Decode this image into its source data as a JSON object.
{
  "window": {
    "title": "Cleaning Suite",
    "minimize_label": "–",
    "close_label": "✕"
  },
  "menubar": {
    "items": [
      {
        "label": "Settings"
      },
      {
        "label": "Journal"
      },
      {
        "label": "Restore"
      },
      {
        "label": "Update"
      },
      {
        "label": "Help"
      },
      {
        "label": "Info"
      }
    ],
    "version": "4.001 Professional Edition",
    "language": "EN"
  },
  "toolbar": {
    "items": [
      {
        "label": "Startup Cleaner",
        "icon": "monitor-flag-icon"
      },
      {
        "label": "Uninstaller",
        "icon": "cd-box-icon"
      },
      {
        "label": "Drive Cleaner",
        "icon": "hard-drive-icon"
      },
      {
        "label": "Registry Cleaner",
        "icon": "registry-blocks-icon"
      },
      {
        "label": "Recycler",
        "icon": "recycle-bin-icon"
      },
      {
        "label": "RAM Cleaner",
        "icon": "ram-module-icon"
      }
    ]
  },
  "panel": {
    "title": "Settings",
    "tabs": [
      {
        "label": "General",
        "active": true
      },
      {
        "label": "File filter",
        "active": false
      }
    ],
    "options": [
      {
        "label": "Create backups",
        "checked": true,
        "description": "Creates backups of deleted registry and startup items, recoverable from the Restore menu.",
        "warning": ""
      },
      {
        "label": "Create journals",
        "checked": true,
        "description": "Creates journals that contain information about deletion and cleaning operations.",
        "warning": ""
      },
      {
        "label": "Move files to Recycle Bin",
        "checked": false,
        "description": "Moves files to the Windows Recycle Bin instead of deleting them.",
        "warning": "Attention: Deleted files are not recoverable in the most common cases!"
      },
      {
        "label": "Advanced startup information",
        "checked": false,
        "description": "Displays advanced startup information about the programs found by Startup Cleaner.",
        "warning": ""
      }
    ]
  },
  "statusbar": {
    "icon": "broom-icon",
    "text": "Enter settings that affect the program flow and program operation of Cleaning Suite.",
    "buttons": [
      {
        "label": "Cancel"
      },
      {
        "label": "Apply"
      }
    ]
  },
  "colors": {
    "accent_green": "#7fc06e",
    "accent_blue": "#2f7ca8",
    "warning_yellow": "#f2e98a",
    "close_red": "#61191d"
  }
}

-=-=-

▶ Requirements
Copy all lines from the material that contain "Creates".

▶ The response
        "description": "Creates backups of deleted registry and startup items, recoverable from the Restore menu.",
        "description": "Creates journals that contain information about deletion and cleaning operations.",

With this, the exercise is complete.